> [Problem requirements] Please output the lines below as a JSON list of strings, one string per line, with blank lines and pictures left out.

> [Task inputs]
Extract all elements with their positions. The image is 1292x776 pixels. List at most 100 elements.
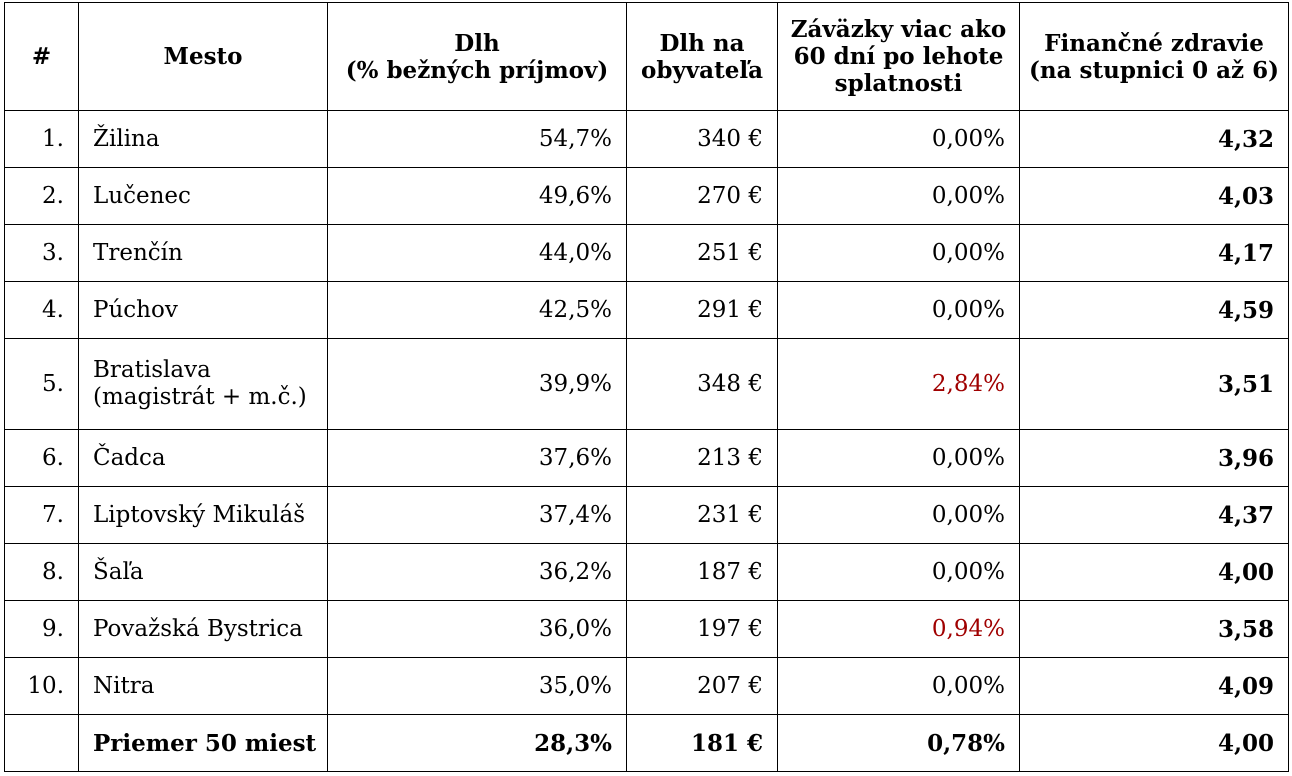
header-health-line2: (na stupnici 0 až 6)	[1029, 56, 1279, 84]
row-debt: 54,7%	[327, 110, 627, 168]
average-per-capita: 181 €	[626, 714, 778, 772]
row-health: 4,03	[1019, 167, 1289, 225]
row-per-capita: 187 €	[626, 543, 778, 601]
row-rank: 4.	[4, 281, 79, 339]
row-city-name: Čadca	[93, 444, 166, 471]
table-row: 9. Považská Bystrica 36,0% 197 €0,94% 3,58	[4, 600, 1289, 658]
row-health: 3,51	[1019, 338, 1289, 430]
row-city-name: Liptovský Mikuláš	[93, 501, 306, 528]
header-per-capita-line1: Dlh na	[659, 29, 745, 57]
table-row: 4. Púchov 42,5% 291 €0,00% 4,59	[4, 281, 1289, 339]
city-debt-table: # Mesto Dlh (% bežných príjmov) Dlh na o…	[4, 2, 1289, 772]
row-rank: 2.	[4, 167, 79, 225]
row-city: Púchov	[78, 281, 328, 339]
row-debt: 42,5%	[327, 281, 627, 339]
header-health: Finančné zdravie (na stupnici 0 až 6)	[1019, 2, 1289, 111]
row-rank: 6.	[4, 429, 79, 487]
row-health: 4,32	[1019, 110, 1289, 168]
row-per-capita: 207 €	[626, 657, 778, 715]
row-city: Trenčín	[78, 224, 328, 282]
row-per-capita: 270 €	[626, 167, 778, 225]
row-debt: 49,6%	[327, 167, 627, 225]
row-city: Nitra	[78, 657, 328, 715]
row-city: Čadca	[78, 429, 328, 487]
table-row: 7. Liptovský Mikuláš 37,4% 231 €0,00% 4,37	[4, 486, 1289, 544]
table-body: 1. Žilina 54,7% 340 €0,00% 4,32 2. Lučenec 49,6…	[4, 110, 1289, 772]
average-label: Priemer 50 miest	[78, 714, 328, 772]
header-per-capita-line2: obyvateľa	[641, 56, 763, 84]
row-overdue: 0,00%	[777, 224, 1020, 282]
row-debt: 36,2%	[327, 543, 627, 601]
row-per-capita: 251 €	[626, 224, 778, 282]
header-debt-line1: Dlh	[454, 29, 500, 57]
row-city-note: (magistrát + m.č.)	[93, 384, 307, 410]
row-health: 4,17	[1019, 224, 1289, 282]
row-city: Liptovský Mikuláš	[78, 486, 328, 544]
row-rank: 5.	[4, 338, 79, 430]
average-row: Priemer 50 miest 28,3% 181 € 0,78% 4,00	[4, 714, 1289, 772]
row-per-capita: 291 €	[626, 281, 778, 339]
row-city: Bratislava (magistrát + m.č.)	[78, 338, 328, 430]
row-city: Považská Bystrica	[78, 600, 328, 658]
table-row: 2. Lučenec 49,6% 270 €0,00% 4,03	[4, 167, 1289, 225]
average-overdue: 0,78%	[777, 714, 1020, 772]
row-health: 3,58	[1019, 600, 1289, 658]
header-health-line1: Finančné zdravie	[1044, 29, 1264, 57]
row-per-capita: 340 €	[626, 110, 778, 168]
row-overdue: 0,00%	[777, 167, 1020, 225]
row-city-name: Považská Bystrica	[93, 615, 303, 642]
row-health: 4,37	[1019, 486, 1289, 544]
row-health: 4,59	[1019, 281, 1289, 339]
row-health: 4,00	[1019, 543, 1289, 601]
row-rank: 7.	[4, 486, 79, 544]
header-overdue: Záväzky viac ako 60 dní po lehote splatn…	[777, 2, 1020, 111]
average-rank	[4, 714, 79, 772]
header-row: # Mesto Dlh (% bežných príjmov) Dlh na o…	[4, 2, 1289, 111]
row-per-capita: 213 €	[626, 429, 778, 487]
row-debt: 39,9%	[327, 338, 627, 430]
table-row: 8. Šaľa 36,2% 187 €0,00% 4,00	[4, 543, 1289, 601]
table-row: 6. Čadca 37,6% 213 €0,00% 3,96	[4, 429, 1289, 487]
row-debt: 44,0%	[327, 224, 627, 282]
row-overdue: 0,00%	[777, 657, 1020, 715]
row-city-name: Nitra	[93, 672, 155, 699]
row-city: Lučenec	[78, 167, 328, 225]
row-rank: 9.	[4, 600, 79, 658]
row-city-name: Lučenec	[93, 182, 191, 209]
row-debt: 36,0%	[327, 600, 627, 658]
row-city-name: Žilina	[93, 125, 160, 152]
row-debt: 35,0%	[327, 657, 627, 715]
table-row: 10. Nitra 35,0% 207 €0,00% 4,09	[4, 657, 1289, 715]
average-health: 4,00	[1019, 714, 1289, 772]
row-per-capita: 348 €	[626, 338, 778, 430]
row-debt: 37,6%	[327, 429, 627, 487]
table-row: 1. Žilina 54,7% 340 €0,00% 4,32	[4, 110, 1289, 168]
row-rank: 3.	[4, 224, 79, 282]
row-overdue: 0,00%	[777, 429, 1020, 487]
row-overdue: 0,00%	[777, 486, 1020, 544]
row-city-name: Púchov	[93, 296, 178, 323]
row-city-name: Šaľa	[93, 558, 144, 585]
row-per-capita: 231 €	[626, 486, 778, 544]
row-overdue: 0,00%	[777, 110, 1020, 168]
header-overdue-line2: 60 dní po lehote	[793, 43, 1004, 70]
table-row: 5. Bratislava (magistrát + m.č.) 39,9% 348 €…	[4, 338, 1289, 430]
row-overdue: 0,00%	[777, 543, 1020, 601]
row-rank: 8.	[4, 543, 79, 601]
row-city-name: Bratislava	[93, 357, 211, 383]
row-rank: 10.	[4, 657, 79, 715]
row-per-capita: 197 €	[626, 600, 778, 658]
header-city: Mesto	[78, 2, 328, 111]
row-city: Šaľa	[78, 543, 328, 601]
row-overdue: 0,00%	[777, 281, 1020, 339]
row-health: 4,09	[1019, 657, 1289, 715]
table-row: 3. Trenčín 44,0% 251 €0,00% 4,17	[4, 224, 1289, 282]
header-rank: #	[4, 2, 79, 111]
row-overdue: 0,94%	[777, 600, 1020, 658]
row-overdue: 2,84%	[777, 338, 1020, 430]
header-overdue-line1: Záväzky viac ako	[790, 16, 1007, 43]
row-rank: 1.	[4, 110, 79, 168]
header-per-capita: Dlh na obyvateľa	[626, 2, 778, 111]
row-city: Žilina	[78, 110, 328, 168]
header-debt: Dlh (% bežných príjmov)	[327, 2, 627, 111]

> [Exercise answer]
[
  "Extract all elements with their positions. The image is 1292x776 pixels. List at most 100 elements.",
  "header-health-line2: (na stupnici 0 až 6)\t[1029, 56, 1279, 84]",
  "row-debt: 54,7%\t[327, 110, 627, 168]",
  "average-per-capita: 181 €\t[626, 714, 778, 772]",
  "row-health: 4,03\t[1019, 167, 1289, 225]",
  "row-per-capita: 187 €\t[626, 543, 778, 601]",
  "row-rank: 4.\t[4, 281, 79, 339]",
  "row-city-name: Čadca\t[93, 444, 166, 471]",
  "table-row: 9. Považská Bystrica 36,0% 197 €0,94% 3,58\t[4, 600, 1289, 658]",
  "row-health: 3,51\t[1019, 338, 1289, 430]",
  "row-city-name: Liptovský Mikuláš\t[93, 501, 306, 528]",
  "header-per-capita-line1: Dlh na\t[659, 29, 745, 57]",
  "table-row: 4. Púchov 42,5% 291 €0,00% 4,59\t[4, 281, 1289, 339]",
  "city-debt-table: # Mesto Dlh (% bežných príjmov) Dlh na o…\t[4, 2, 1289, 772]",
  "row-rank: 2.\t[4, 167, 79, 225]",
  "row-city: Púchov\t[78, 281, 328, 339]",
  "row-debt: 42,5%\t[327, 281, 627, 339]",
  "header-health: Finančné zdravie (na stupnici 0 až 6)\t[1019, 2, 1289, 111]",
  "row-rank: 6.\t[4, 429, 79, 487]",
  "row-health: 4,32\t[1019, 110, 1289, 168]",
  "row-per-capita: 207 €\t[626, 657, 778, 715]",
  "row-city: Trenčín\t[78, 224, 328, 282]",
  "row-per-capita: 270 €\t[626, 167, 778, 225]",
  "row-debt: 49,6%\t[327, 167, 627, 225]",
  "row-city: Nitra\t[78, 657, 328, 715]",
  "row-city: Čadca\t[78, 429, 328, 487]",
  "table-row: 7. Liptovský Mikuláš 37,4% 231 €0,00% 4,37\t[4, 486, 1289, 544]",
  "table-body: 1. Žilina 54,7% 340 €0,00% 4,32 2. Lučenec 49,6…\t[4, 110, 1289, 772]",
  "average-label: Priemer 50 miest\t[78, 714, 328, 772]",
  "header-per-capita-line2: obyvateľa\t[641, 56, 763, 84]",
  "row-overdue: 0,00%\t[777, 224, 1020, 282]",
  "row-debt: 36,2%\t[327, 543, 627, 601]",
  "row-per-capita: 251 €\t[626, 224, 778, 282]",
  "header-debt-line1: Dlh\t[454, 29, 500, 57]",
  "row-city-note: (magistrát + m.č.)\t[93, 384, 307, 410]",
  "row-health: 4,17\t[1019, 224, 1289, 282]",
  "row-city: Liptovský Mikuláš\t[78, 486, 328, 544]",
  "row-rank: 5.\t[4, 338, 79, 430]",
  "average-row: Priemer 50 miest 28,3% 181 € 0,78% 4,00\t[4, 714, 1289, 772]",
  "row-per-capita: 291 €\t[626, 281, 778, 339]",
  "row-city: Bratislava (magistrát + m.č.)\t[78, 338, 328, 430]",
  "row-city: Považská Bystrica\t[78, 600, 328, 658]",
  "table-row: 2. Lučenec 49,6% 270 €0,00% 4,03\t[4, 167, 1289, 225]",
  "average-overdue: 0,78%\t[777, 714, 1020, 772]",
  "row-health: 3,58\t[1019, 600, 1289, 658]",
  "header-health-line1: Finančné zdravie\t[1044, 29, 1264, 57]",
  "row-per-capita: 340 €\t[626, 110, 778, 168]",
  "row-overdue: 0,00%\t[777, 167, 1020, 225]",
  "row-city-name: Považská Bystrica\t[93, 615, 303, 642]",
  "row-health: 4,37\t[1019, 486, 1289, 544]",
  "row-health: 4,59\t[1019, 281, 1289, 339]",
  "row-health: 4,00\t[1019, 543, 1289, 601]",
  "row-rank: 7.\t[4, 486, 79, 544]",
  "header-overdue: Záväzky viac ako 60 dní po lehote splatn…\t[777, 2, 1020, 111]",
  "average-rank\t[4, 714, 79, 772]",
  "header-row: # Mesto Dlh (% bežných príjmov) Dlh na o…\t[4, 2, 1289, 111]",
  "row-per-capita: 213 €\t[626, 429, 778, 487]",
  "row-debt: 39,9%\t[327, 338, 627, 430]",
  "table-row: 8. Šaľa 36,2% 187 €0,00% 4,00\t[4, 543, 1289, 601]",
  "table-row: 6. Čadca 37,6% 213 €0,00% 3,96\t[4, 429, 1289, 487]",
  "row-debt: 44,0%\t[327, 224, 627, 282]",
  "row-overdue: 0,00%\t[777, 657, 1020, 715]",
  "row-city-name: Nitra\t[93, 672, 155, 699]",
  "row-city: Lučenec\t[78, 167, 328, 225]",
  "row-rank: 9.\t[4, 600, 79, 658]",
  "row-city-name: Lučenec\t[93, 182, 191, 209]",
  "row-debt: 36,0%\t[327, 600, 627, 658]",
  "row-city-name: Žilina\t[93, 125, 160, 152]",
  "row-debt: 35,0%\t[327, 657, 627, 715]",
  "table-row: 10. Nitra 35,0% 207 €0,00% 4,09\t[4, 657, 1289, 715]",
  "average-health: 4,00\t[1019, 714, 1289, 772]",
  "row-per-capita: 348 €\t[626, 338, 778, 430]",
  "row-debt: 37,6%\t[327, 429, 627, 487]",
  "table-row: 1. Žilina 54,7% 340 €0,00% 4,32\t[4, 110, 1289, 168]",
  "row-rank: 3.\t[4, 224, 79, 282]",
  "row-overdue: 0,00%\t[777, 429, 1020, 487]",
  "row-overdue: 0,00%\t[777, 486, 1020, 544]",
  "row-city-name: Púchov\t[93, 296, 178, 323]",
  "row-city-name: Šaľa\t[93, 558, 144, 585]",
  "row-per-capita: 231 €\t[626, 486, 778, 544]",
  "row-overdue: 0,00%\t[777, 110, 1020, 168]",
  "header-overdue-line2: 60 dní po lehote\t[793, 43, 1004, 70]",
  "table-row: 5. Bratislava (magistrát + m.č.) 39,9% 348 €…\t[4, 338, 1289, 430]",
  "row-overdue: 0,00%\t[777, 543, 1020, 601]",
  "row-rank: 8.\t[4, 543, 79, 601]",
  "row-city-name: Bratislava\t[93, 357, 211, 383]",
  "row-rank: 10.\t[4, 657, 79, 715]",
  "row-per-capita: 197 €\t[626, 600, 778, 658]",
  "header-city: Mesto\t[78, 2, 328, 111]",
  "row-city: Šaľa\t[78, 543, 328, 601]",
  "row-overdue: 0,00%\t[777, 281, 1020, 339]",
  "row-health: 4,09\t[1019, 657, 1289, 715]",
  "table-row: 3. Trenčín 44,0% 251 €0,00% 4,17\t[4, 224, 1289, 282]",
  "header-rank: #\t[4, 2, 79, 111]",
  "row-overdue: 0,94%\t[777, 600, 1020, 658]",
  "row-overdue: 2,84%\t[777, 338, 1020, 430]",
  "header-overdue-line1: Záväzky viac ako\t[790, 16, 1007, 43]",
  "row-rank: 1.\t[4, 110, 79, 168]",
  "header-per-capita: Dlh na obyvateľa\t[626, 2, 778, 111]",
  "row-city: Žilina\t[78, 110, 328, 168]",
  "header-debt: Dlh (% bežných príjmov)\t[327, 2, 627, 111]"
]